**Instructions to follow**:
Count how many lines in this material contain "sustentável". The answer is that number alone.

**Provided information**:
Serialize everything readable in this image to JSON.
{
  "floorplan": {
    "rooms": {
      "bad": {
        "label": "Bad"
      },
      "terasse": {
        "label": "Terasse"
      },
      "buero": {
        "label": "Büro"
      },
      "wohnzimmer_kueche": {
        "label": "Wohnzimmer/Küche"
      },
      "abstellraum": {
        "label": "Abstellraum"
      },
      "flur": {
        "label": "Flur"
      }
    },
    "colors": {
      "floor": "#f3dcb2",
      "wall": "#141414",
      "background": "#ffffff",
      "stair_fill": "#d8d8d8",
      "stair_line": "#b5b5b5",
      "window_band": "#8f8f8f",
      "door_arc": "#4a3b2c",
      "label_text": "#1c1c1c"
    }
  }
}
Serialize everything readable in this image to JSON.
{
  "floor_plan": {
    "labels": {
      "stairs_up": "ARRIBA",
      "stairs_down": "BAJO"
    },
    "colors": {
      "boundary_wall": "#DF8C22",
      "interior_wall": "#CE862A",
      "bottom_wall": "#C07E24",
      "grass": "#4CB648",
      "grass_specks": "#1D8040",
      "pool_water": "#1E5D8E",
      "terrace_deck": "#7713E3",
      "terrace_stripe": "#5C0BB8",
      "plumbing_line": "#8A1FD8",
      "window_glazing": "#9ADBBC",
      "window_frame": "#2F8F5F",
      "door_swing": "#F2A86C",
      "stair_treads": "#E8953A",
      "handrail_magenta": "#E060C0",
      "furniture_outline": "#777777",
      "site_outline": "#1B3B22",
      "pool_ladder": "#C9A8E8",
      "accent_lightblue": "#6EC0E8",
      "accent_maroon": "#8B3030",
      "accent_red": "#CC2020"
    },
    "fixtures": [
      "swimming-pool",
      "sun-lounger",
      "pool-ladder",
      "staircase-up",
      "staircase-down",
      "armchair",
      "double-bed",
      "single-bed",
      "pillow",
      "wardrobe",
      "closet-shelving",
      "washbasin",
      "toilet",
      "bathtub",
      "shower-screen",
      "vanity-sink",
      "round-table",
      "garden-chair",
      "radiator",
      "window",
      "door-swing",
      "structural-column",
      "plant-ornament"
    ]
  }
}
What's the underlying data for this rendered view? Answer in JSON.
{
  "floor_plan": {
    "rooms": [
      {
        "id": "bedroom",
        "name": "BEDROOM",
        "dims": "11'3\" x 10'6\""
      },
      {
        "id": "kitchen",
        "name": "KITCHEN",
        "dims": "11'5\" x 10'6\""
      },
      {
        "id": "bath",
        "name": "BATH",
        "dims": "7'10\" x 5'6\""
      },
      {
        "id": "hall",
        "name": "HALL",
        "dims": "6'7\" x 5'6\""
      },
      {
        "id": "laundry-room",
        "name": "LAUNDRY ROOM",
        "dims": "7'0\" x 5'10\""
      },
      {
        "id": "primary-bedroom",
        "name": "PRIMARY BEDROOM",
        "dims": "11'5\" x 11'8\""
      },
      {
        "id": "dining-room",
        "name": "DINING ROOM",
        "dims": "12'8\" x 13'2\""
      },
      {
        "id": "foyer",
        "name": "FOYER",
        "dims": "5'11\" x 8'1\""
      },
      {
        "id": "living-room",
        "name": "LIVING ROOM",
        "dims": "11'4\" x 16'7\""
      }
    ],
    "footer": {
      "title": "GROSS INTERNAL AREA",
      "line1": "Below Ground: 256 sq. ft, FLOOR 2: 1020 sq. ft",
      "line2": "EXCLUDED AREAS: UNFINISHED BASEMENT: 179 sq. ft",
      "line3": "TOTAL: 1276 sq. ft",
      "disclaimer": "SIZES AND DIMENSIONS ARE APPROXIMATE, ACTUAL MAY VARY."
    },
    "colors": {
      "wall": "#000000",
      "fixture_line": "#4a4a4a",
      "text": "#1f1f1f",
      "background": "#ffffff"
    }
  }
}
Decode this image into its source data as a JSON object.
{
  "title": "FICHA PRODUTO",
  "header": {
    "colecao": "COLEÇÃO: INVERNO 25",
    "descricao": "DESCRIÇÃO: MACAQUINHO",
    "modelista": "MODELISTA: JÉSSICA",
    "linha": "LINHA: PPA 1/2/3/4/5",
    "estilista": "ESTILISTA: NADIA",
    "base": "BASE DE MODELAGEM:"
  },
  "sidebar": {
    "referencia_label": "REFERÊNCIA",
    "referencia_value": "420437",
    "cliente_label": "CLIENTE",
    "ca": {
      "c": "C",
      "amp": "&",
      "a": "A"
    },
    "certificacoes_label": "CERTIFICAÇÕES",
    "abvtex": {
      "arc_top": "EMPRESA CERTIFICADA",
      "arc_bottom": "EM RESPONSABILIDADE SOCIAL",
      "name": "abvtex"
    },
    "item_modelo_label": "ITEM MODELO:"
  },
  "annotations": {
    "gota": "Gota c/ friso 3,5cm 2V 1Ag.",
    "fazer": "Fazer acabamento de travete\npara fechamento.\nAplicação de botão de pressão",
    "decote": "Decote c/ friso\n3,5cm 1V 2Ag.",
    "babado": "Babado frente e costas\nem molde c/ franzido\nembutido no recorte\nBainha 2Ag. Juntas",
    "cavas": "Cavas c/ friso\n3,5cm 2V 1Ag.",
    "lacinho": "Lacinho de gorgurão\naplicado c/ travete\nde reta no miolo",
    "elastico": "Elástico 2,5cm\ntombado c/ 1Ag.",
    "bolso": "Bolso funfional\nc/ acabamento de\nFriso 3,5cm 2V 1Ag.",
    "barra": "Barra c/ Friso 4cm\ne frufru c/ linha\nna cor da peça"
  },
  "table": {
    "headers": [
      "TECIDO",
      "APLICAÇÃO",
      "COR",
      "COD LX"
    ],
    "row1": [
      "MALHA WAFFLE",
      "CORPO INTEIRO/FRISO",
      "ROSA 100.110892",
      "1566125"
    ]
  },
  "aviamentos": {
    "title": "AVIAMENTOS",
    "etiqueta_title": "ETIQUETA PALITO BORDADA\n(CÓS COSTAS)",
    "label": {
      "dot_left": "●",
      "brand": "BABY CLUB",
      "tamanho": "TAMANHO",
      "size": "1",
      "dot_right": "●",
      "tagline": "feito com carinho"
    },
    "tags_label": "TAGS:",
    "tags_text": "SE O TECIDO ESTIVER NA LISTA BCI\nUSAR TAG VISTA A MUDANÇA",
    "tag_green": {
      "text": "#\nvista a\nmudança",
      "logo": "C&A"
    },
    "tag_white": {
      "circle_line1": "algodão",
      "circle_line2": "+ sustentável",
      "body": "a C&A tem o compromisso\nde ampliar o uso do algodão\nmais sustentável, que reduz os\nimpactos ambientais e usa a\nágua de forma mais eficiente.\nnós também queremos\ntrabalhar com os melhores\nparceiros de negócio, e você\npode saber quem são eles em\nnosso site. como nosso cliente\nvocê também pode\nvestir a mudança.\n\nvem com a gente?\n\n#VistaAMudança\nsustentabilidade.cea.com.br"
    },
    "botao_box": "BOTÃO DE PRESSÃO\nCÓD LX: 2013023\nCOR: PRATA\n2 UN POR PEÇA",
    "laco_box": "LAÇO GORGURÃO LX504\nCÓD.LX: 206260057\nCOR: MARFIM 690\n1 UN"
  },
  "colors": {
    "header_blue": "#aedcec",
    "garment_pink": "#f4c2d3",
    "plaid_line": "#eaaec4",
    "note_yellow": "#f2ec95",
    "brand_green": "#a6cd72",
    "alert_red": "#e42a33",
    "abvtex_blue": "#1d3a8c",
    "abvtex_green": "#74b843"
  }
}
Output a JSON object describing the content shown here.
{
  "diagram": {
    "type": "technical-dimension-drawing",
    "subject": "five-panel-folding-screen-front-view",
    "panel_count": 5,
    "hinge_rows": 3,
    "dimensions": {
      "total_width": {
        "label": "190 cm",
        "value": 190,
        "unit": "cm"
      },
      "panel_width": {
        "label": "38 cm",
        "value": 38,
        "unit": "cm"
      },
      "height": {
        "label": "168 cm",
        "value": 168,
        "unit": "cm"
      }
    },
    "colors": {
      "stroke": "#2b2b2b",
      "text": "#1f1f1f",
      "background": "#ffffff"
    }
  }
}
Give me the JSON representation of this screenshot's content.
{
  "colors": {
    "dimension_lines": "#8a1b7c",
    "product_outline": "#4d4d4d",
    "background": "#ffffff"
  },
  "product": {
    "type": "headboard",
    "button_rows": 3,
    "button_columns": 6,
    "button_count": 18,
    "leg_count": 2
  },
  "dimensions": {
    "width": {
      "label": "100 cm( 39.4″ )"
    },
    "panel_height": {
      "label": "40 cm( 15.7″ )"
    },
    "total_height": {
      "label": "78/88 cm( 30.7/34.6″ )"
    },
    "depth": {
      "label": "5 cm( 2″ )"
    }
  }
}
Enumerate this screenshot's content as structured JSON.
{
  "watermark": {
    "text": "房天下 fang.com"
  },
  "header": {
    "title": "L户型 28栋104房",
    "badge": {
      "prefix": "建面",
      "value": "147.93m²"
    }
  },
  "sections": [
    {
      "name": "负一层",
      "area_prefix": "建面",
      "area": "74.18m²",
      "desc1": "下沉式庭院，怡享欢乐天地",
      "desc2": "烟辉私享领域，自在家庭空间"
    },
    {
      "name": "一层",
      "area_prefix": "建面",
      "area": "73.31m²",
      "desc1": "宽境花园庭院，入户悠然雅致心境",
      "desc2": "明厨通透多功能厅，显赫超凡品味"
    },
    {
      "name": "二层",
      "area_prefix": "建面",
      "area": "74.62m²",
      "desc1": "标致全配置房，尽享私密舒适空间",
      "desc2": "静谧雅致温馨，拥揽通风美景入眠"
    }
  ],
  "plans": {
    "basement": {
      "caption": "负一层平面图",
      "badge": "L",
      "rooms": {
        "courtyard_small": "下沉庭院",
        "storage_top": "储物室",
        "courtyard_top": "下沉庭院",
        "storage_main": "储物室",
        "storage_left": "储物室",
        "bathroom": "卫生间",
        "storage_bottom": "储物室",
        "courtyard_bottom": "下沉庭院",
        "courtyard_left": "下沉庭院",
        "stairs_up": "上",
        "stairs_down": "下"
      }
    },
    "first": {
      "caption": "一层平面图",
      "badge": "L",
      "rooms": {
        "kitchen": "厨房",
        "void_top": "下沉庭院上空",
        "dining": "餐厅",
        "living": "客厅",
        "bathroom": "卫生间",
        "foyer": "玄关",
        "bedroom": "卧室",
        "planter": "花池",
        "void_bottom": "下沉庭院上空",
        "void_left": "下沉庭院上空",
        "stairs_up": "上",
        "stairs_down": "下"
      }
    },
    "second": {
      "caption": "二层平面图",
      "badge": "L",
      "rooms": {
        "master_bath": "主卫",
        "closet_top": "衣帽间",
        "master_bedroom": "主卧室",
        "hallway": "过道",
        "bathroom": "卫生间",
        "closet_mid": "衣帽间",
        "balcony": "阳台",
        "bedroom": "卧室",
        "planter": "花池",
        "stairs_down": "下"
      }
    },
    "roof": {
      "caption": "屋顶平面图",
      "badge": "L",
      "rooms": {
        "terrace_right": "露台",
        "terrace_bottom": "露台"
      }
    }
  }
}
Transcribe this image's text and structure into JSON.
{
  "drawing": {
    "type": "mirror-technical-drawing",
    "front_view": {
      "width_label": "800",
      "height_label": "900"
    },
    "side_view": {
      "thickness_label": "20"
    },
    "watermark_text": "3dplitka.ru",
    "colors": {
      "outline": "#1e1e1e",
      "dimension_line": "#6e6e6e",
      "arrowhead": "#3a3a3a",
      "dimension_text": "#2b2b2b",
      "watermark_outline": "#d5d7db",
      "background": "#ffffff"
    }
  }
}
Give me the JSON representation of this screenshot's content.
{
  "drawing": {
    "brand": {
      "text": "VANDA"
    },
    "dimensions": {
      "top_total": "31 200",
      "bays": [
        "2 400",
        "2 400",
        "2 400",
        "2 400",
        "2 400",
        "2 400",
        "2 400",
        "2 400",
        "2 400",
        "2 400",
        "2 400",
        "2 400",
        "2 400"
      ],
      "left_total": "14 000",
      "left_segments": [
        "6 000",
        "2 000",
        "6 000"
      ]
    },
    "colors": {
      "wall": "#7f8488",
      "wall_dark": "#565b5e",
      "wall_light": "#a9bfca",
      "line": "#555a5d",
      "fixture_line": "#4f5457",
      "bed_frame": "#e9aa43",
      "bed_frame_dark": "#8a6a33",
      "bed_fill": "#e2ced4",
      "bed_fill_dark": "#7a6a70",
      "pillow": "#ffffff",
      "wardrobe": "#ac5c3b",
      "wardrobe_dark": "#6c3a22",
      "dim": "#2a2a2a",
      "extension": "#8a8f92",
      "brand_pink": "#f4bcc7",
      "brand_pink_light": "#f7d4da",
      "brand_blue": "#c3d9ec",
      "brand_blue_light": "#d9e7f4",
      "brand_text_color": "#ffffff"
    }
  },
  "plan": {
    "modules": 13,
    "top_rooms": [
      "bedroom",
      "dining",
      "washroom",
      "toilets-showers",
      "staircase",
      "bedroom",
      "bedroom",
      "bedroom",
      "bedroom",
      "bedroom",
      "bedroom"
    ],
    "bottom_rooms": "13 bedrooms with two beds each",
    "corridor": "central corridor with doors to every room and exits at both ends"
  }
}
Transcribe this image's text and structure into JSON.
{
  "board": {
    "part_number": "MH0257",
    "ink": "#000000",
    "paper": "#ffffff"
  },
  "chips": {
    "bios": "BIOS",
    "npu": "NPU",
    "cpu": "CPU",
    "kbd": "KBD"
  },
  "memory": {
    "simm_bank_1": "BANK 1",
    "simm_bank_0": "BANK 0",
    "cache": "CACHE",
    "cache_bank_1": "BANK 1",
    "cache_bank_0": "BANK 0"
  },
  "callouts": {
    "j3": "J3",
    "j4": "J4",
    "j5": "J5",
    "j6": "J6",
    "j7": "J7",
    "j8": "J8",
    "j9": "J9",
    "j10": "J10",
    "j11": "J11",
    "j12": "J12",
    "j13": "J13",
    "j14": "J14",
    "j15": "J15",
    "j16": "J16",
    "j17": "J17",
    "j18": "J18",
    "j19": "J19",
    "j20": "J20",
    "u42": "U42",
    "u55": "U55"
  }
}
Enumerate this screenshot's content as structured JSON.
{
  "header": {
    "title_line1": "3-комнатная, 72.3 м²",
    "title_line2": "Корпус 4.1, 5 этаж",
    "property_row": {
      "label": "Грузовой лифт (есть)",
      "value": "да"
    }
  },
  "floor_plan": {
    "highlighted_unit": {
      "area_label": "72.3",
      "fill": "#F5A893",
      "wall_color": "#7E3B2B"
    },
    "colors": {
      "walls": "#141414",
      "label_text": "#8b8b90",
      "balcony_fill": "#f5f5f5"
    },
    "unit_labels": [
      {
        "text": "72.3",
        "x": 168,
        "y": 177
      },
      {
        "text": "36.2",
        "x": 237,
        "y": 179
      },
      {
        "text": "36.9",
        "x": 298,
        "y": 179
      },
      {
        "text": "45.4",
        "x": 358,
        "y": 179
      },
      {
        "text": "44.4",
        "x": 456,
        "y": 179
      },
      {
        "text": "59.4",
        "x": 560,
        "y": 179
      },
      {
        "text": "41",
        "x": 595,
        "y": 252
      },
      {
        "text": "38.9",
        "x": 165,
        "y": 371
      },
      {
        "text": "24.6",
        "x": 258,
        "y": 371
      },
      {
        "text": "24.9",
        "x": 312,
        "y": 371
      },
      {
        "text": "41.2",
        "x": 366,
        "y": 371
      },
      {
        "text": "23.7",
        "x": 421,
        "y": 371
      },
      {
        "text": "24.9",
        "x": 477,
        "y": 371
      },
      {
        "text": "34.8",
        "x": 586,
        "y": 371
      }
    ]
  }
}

**Right answer**:
2